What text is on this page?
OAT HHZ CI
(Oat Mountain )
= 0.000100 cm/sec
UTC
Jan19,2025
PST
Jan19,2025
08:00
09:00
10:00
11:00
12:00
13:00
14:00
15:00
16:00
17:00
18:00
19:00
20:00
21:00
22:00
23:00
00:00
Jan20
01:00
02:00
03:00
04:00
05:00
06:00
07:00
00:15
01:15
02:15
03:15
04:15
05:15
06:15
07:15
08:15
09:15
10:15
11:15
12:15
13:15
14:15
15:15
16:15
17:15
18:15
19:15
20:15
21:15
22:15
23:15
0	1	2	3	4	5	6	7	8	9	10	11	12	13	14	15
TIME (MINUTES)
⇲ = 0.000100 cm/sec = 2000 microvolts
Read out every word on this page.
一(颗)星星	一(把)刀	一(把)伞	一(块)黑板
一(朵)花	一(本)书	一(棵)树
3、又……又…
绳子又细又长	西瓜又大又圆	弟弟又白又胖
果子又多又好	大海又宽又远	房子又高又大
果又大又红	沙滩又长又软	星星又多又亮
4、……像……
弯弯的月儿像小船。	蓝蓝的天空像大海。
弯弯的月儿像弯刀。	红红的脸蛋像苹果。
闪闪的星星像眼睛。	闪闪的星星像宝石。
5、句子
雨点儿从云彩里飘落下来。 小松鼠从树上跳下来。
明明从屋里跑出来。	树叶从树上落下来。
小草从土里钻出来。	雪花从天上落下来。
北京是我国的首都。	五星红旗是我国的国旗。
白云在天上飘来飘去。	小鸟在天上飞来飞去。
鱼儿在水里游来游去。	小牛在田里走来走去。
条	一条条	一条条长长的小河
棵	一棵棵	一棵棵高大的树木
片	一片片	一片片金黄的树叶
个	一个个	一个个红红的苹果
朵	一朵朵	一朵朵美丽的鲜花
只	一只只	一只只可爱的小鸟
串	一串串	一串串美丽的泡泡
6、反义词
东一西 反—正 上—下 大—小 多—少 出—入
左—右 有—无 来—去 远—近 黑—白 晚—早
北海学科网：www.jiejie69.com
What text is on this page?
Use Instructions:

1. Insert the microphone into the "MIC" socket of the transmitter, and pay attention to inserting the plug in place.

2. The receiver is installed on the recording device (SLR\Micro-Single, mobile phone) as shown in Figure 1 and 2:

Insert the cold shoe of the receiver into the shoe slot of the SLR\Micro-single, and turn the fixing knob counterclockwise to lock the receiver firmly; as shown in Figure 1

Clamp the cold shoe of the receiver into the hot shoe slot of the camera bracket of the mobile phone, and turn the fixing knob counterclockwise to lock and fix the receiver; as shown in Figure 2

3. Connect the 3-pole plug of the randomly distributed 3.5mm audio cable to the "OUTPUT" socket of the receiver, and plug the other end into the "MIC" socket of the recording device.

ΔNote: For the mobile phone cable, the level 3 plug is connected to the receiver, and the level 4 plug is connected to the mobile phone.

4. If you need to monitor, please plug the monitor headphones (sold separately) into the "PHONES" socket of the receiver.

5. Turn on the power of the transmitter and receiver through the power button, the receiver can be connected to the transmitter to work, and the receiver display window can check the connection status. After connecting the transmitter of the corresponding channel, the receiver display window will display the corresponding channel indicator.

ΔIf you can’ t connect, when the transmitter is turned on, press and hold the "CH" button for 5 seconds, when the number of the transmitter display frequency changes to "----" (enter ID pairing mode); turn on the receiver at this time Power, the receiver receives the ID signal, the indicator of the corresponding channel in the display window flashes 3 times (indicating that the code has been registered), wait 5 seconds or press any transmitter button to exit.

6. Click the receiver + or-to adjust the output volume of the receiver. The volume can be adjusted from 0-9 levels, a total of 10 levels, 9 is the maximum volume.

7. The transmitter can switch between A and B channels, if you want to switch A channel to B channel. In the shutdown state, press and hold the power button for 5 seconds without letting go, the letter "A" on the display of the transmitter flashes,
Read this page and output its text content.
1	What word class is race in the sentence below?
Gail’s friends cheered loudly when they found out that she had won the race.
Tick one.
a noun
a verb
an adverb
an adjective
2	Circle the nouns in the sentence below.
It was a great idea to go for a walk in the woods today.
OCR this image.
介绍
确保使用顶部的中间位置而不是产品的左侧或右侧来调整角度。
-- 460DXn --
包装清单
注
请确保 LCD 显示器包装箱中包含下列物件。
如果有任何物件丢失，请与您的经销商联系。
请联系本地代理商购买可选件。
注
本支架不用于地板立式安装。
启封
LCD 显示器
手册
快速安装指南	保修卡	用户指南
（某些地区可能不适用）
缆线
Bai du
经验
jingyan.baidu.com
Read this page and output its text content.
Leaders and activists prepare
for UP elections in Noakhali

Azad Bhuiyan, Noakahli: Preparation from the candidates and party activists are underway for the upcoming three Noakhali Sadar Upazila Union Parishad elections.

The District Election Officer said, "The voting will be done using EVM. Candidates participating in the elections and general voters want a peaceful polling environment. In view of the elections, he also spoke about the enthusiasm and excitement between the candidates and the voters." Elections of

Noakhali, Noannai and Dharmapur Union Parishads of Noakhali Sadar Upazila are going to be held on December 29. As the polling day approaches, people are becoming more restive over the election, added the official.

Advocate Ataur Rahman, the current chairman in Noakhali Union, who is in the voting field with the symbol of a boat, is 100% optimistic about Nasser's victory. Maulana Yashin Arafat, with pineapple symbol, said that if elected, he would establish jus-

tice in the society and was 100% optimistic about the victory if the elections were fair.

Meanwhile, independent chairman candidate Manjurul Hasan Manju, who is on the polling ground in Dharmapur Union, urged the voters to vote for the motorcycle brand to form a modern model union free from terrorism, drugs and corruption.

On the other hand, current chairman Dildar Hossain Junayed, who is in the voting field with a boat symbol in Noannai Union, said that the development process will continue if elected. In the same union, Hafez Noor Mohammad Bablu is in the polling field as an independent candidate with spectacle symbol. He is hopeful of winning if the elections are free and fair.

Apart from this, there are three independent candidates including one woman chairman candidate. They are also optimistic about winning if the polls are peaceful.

+---+

> Short problem
Gather every line from the entries above where the word "free" appears, and copy them.

> Worked answer
Meanwhile, independent chairman candidate Manjurul Hasan Manju, who is on the polling ground in Dharmapur Union, urged the voters to vote for the motorcycle brand to form a modern model union free from terrorism, drugs and corruption.
On the other hand, current chairman Dildar Hossain Junayed, who is in the voting field with a boat symbol in Noannai Union, said that the development process will continue if elected. In the same union, Hafez Noor Mohammad Bablu is in the polling field as an independent candidate with spectacle symbol. He is hopeful of winning if the elections are free and fair.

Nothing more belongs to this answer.